Return the whole listing, keeping every character the same.
-- Begin THE DATA --
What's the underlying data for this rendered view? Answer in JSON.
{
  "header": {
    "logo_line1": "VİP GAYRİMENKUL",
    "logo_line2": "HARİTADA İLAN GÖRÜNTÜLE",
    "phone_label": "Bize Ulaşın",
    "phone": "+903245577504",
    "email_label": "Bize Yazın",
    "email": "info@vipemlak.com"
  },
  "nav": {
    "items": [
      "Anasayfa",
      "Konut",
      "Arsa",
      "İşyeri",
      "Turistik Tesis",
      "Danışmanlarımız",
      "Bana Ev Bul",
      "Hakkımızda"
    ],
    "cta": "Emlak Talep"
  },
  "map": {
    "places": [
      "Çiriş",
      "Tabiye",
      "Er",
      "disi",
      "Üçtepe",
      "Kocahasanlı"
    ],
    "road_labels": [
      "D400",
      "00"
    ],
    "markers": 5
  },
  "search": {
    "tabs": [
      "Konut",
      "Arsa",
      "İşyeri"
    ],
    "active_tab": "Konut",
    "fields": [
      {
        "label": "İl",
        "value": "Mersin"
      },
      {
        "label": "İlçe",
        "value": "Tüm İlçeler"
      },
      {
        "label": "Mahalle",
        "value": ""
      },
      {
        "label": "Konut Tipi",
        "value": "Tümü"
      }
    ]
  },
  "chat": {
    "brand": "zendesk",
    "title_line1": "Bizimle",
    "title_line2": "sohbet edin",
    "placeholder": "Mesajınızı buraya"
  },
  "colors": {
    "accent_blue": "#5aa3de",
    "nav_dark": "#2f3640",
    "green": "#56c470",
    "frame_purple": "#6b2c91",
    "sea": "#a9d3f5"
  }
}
-- End THE DATA --
*FINAL ANSWER:*
What's the underlying data for this rendered view? Answer in JSON.
{
  "header": {
    "logo_line1": "VİP GAYRİMENKUL",
    "logo_line2": "HARİTADA İLAN GÖRÜNTÜLE",
    "phone_label": "Bize Ulaşın",
    "phone": "+903245577504",
    "email_label": "Bize Yazın",
    "email": "info@vipemlak.com"
  },
  "nav": {
    "items": [
      "Anasayfa",
      "Konut",
      "Arsa",
      "İşyeri",
      "Turistik Tesis",
      "Danışmanlarımız",
      "Bana Ev Bul",
      "Hakkımızda"
    ],
    "cta": "Emlak Talep"
  },
  "map": {
    "places": [
      "Çiriş",
      "Tabiye",
      "Er",
      "disi",
      "Üçtepe",
      "Kocahasanlı"
    ],
    "road_labels": [
      "D400",
      "00"
    ],
    "markers": 5
  },
  "search": {
    "tabs": [
      "Konut",
      "Arsa",
      "İşyeri"
    ],
    "active_tab": "Konut",
    "fields": [
      {
        "label": "İl",
        "value": "Mersin"
      },
      {
        "label": "İlçe",
        "value": "Tüm İlçeler"
      },
      {
        "label": "Mahalle",
        "value": ""
      },
      {
        "label": "Konut Tipi",
        "value": "Tümü"
      }
    ]
  },
  "chat": {
    "brand": "zendesk",
    "title_line1": "Bizimle",
    "title_line2": "sohbet edin",
    "placeholder": "Mesajınızı buraya"
  },
  "colors": {
    "accent_blue": "#5aa3de",
    "nav_dark": "#2f3640",
    "green": "#56c470",
    "frame_purple": "#6b2c91",
    "sea": "#a9d3f5"
  }
}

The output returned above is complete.